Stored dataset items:
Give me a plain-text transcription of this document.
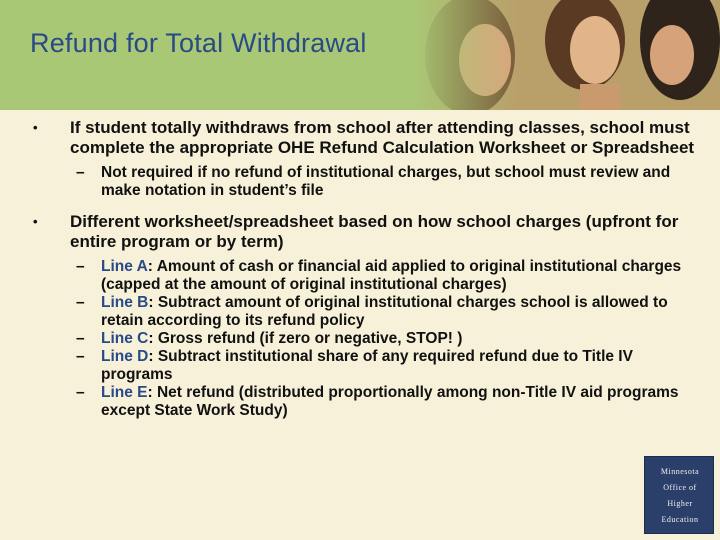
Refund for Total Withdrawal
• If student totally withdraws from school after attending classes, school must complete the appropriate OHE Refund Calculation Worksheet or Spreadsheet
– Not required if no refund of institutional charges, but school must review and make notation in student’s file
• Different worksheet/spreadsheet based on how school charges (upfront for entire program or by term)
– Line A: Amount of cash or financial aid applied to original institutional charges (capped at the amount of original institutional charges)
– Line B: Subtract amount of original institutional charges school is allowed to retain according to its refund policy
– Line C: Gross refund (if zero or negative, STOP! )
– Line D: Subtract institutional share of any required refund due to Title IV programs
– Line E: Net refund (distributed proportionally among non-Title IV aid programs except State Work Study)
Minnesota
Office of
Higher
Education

▶ The request: Using the records above, gather all lines where the string "required" is present.

▶ Answer for this exercise:
– Not required if no refund of institutional charges, but school must review and make notation in student’s file
– Line D: Subtract institutional share of any required refund due to Title IV programs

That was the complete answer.